→ **Extracted data**

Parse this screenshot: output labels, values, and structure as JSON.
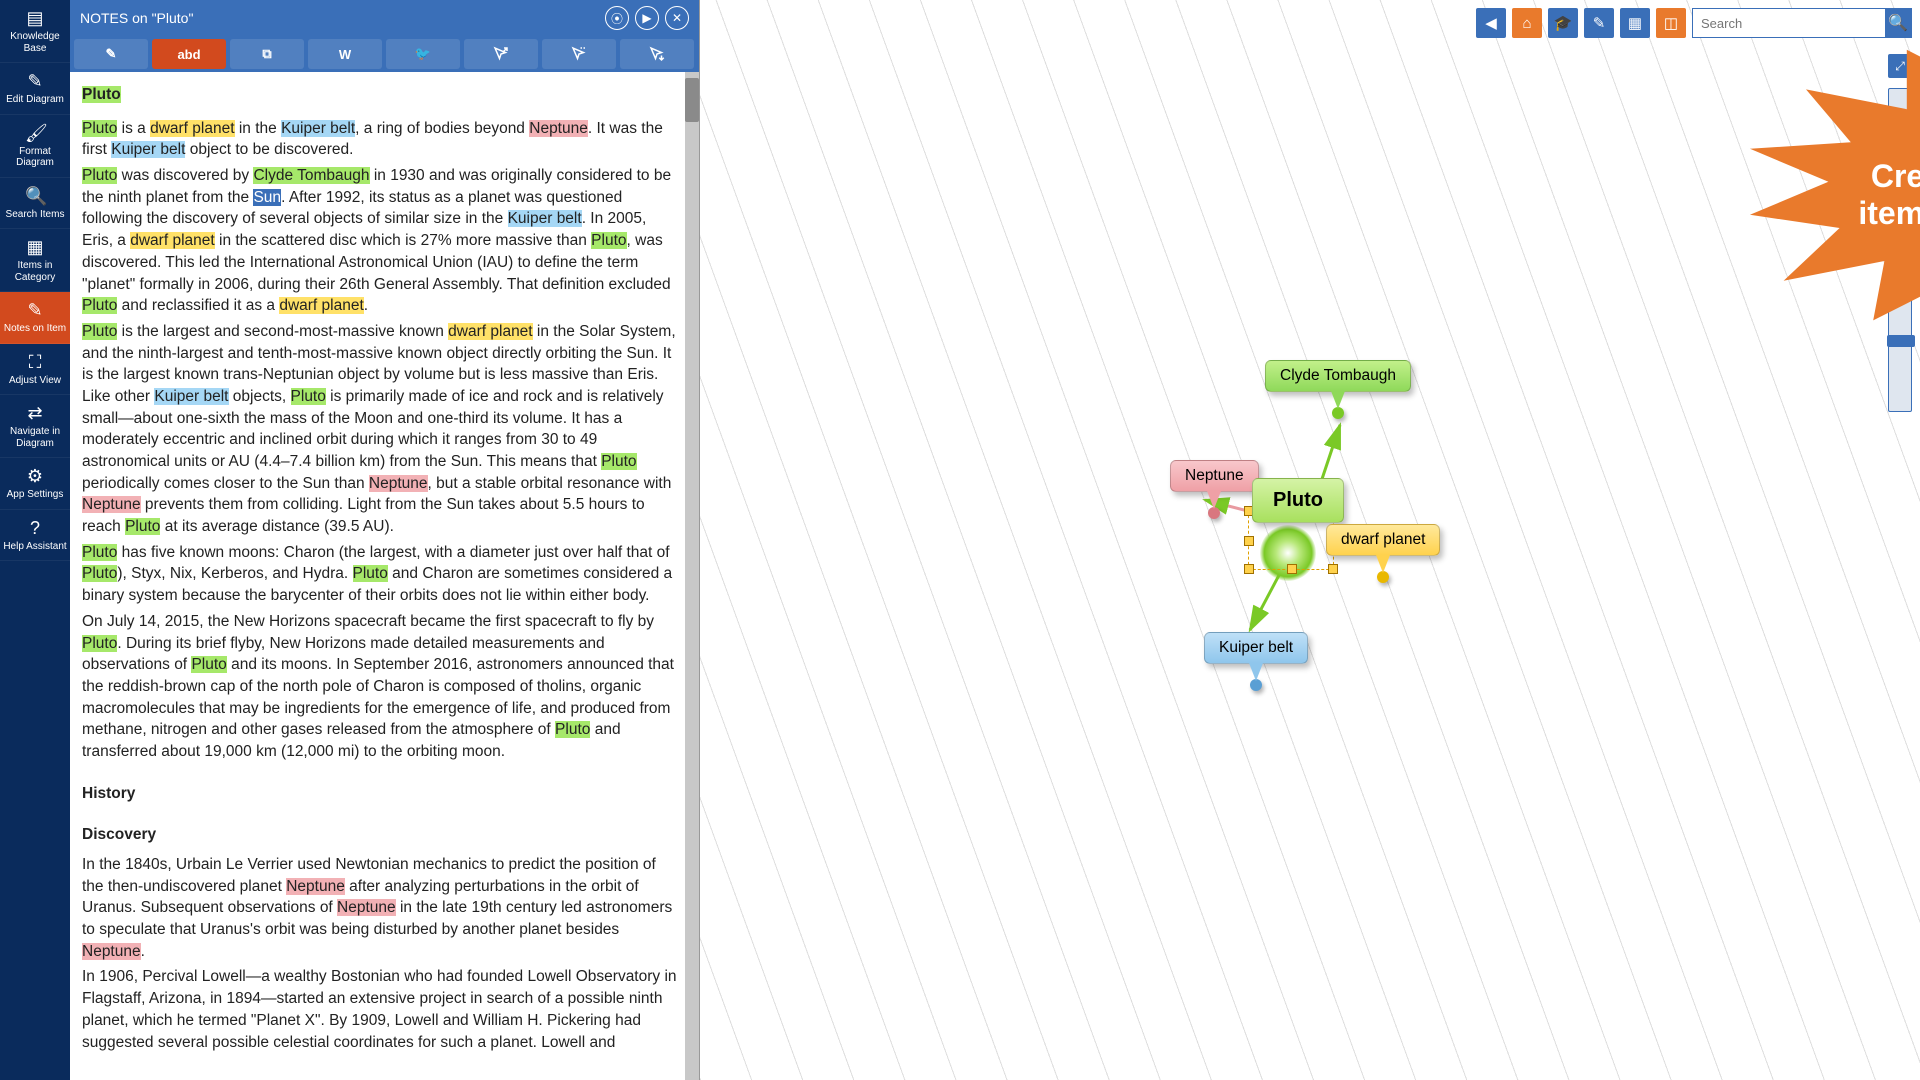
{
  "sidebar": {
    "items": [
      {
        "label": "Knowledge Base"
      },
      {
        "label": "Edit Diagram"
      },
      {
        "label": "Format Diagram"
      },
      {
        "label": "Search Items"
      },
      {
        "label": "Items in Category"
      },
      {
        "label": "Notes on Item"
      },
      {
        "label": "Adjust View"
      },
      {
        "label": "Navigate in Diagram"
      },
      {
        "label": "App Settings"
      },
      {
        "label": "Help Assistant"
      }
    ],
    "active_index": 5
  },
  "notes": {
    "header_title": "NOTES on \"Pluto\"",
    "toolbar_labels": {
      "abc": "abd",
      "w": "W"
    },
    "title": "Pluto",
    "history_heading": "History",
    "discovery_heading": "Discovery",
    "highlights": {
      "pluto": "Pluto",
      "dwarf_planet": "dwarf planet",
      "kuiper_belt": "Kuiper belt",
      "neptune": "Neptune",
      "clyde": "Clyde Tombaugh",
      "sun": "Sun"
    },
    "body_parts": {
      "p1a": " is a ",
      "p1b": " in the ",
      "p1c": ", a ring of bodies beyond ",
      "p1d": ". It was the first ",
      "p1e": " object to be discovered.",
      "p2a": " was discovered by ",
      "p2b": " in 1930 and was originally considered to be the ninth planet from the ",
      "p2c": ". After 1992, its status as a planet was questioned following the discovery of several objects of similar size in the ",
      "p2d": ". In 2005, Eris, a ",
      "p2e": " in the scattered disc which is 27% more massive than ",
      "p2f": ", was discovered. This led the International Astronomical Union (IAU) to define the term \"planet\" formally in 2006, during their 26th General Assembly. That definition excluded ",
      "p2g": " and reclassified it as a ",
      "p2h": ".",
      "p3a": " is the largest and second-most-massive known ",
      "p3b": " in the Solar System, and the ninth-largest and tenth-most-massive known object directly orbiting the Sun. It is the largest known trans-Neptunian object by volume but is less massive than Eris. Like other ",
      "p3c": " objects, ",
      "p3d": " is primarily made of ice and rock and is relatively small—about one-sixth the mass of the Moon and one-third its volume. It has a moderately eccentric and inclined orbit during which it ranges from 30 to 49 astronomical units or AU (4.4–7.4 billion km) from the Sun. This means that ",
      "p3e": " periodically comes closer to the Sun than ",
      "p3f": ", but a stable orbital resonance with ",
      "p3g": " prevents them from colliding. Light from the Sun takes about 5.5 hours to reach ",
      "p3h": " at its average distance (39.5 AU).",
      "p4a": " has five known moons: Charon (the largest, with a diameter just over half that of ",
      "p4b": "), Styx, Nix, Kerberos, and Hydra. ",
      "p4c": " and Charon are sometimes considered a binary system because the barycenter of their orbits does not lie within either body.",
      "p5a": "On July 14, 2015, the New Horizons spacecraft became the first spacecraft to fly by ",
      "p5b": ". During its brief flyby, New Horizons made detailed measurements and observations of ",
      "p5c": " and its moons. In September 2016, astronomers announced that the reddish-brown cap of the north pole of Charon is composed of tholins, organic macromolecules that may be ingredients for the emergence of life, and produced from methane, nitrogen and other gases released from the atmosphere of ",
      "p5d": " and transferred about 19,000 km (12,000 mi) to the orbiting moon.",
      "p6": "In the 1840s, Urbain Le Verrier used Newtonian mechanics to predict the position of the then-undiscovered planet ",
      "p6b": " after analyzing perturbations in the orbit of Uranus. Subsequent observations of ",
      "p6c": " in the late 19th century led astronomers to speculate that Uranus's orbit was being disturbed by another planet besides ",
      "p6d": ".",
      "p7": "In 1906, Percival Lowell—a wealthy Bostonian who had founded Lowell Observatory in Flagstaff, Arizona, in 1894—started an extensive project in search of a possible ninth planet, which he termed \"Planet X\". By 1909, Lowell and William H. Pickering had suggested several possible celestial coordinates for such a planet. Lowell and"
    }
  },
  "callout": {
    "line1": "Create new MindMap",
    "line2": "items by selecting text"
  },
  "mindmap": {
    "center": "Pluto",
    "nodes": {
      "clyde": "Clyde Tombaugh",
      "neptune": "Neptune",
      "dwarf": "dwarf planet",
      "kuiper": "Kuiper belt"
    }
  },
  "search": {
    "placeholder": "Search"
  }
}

→ **Stated exercise**
Repeat the records word for word. Any picture in them should be left out.

→ **Response to the task**
Parse this screenshot: output labels, values, and structure as JSON.
{
  "sidebar": {
    "items": [
      {
        "label": "Knowledge Base"
      },
      {
        "label": "Edit Diagram"
      },
      {
        "label": "Format Diagram"
      },
      {
        "label": "Search Items"
      },
      {
        "label": "Items in Category"
      },
      {
        "label": "Notes on Item"
      },
      {
        "label": "Adjust View"
      },
      {
        "label": "Navigate in Diagram"
      },
      {
        "label": "App Settings"
      },
      {
        "label": "Help Assistant"
      }
    ],
    "active_index": 5
  },
  "notes": {
    "header_title": "NOTES on \"Pluto\"",
    "toolbar_labels": {
      "abc": "abd",
      "w": "W"
    },
    "title": "Pluto",
    "history_heading": "History",
    "discovery_heading": "Discovery",
    "highlights": {
      "pluto": "Pluto",
      "dwarf_planet": "dwarf planet",
      "kuiper_belt": "Kuiper belt",
      "neptune": "Neptune",
      "clyde": "Clyde Tombaugh",
      "sun": "Sun"
    },
    "body_parts": {
      "p1a": " is a ",
      "p1b": " in the ",
      "p1c": ", a ring of bodies beyond ",
      "p1d": ". It was the first ",
      "p1e": " object to be discovered.",
      "p2a": " was discovered by ",
      "p2b": " in 1930 and was originally considered to be the ninth planet from the ",
      "p2c": ". After 1992, its status as a planet was questioned following the discovery of several objects of similar size in the ",
      "p2d": ". In 2005, Eris, a ",
      "p2e": " in the scattered disc which is 27% more massive than ",
      "p2f": ", was discovered. This led the International Astronomical Union (IAU) to define the term \"planet\" formally in 2006, during their 26th General Assembly. That definition excluded ",
      "p2g": " and reclassified it as a ",
      "p2h": ".",
      "p3a": " is the largest and second-most-massive known ",
      "p3b": " in the Solar System, and the ninth-largest and tenth-most-massive known object directly orbiting the Sun. It is the largest known trans-Neptunian object by volume but is less massive than Eris. Like other ",
      "p3c": " objects, ",
      "p3d": " is primarily made of ice and rock and is relatively small—about one-sixth the mass of the Moon and one-third its volume. It has a moderately eccentric and inclined orbit during which it ranges from 30 to 49 astronomical units or AU (4.4–7.4 billion km) from the Sun. This means that ",
      "p3e": " periodically comes closer to the Sun than ",
      "p3f": ", but a stable orbital resonance with ",
      "p3g": " prevents them from colliding. Light from the Sun takes about 5.5 hours to reach ",
      "p3h": " at its average distance (39.5 AU).",
      "p4a": " has five known moons: Charon (the largest, with a diameter just over half that of ",
      "p4b": "), Styx, Nix, Kerberos, and Hydra. ",
      "p4c": " and Charon are sometimes considered a binary system because the barycenter of their orbits does not lie within either body.",
      "p5a": "On July 14, 2015, the New Horizons spacecraft became the first spacecraft to fly by ",
      "p5b": ". During its brief flyby, New Horizons made detailed measurements and observations of ",
      "p5c": " and its moons. In September 2016, astronomers announced that the reddish-brown cap of the north pole of Charon is composed of tholins, organic macromolecules that may be ingredients for the emergence of life, and produced from methane, nitrogen and other gases released from the atmosphere of ",
      "p5d": " and transferred about 19,000 km (12,000 mi) to the orbiting moon.",
      "p6": "In the 1840s, Urbain Le Verrier used Newtonian mechanics to predict the position of the then-undiscovered planet ",
      "p6b": " after analyzing perturbations in the orbit of Uranus. Subsequent observations of ",
      "p6c": " in the late 19th century led astronomers to speculate that Uranus's orbit was being disturbed by another planet besides ",
      "p6d": ".",
      "p7": "In 1906, Percival Lowell—a wealthy Bostonian who had founded Lowell Observatory in Flagstaff, Arizona, in 1894—started an extensive project in search of a possible ninth planet, which he termed \"Planet X\". By 1909, Lowell and William H. Pickering had suggested several possible celestial coordinates for such a planet. Lowell and"
    }
  },
  "callout": {
    "line1": "Create new MindMap",
    "line2": "items by selecting text"
  },
  "mindmap": {
    "center": "Pluto",
    "nodes": {
      "clyde": "Clyde Tombaugh",
      "neptune": "Neptune",
      "dwarf": "dwarf planet",
      "kuiper": "Kuiper belt"
    }
  },
  "search": {
    "placeholder": "Search"
  }
}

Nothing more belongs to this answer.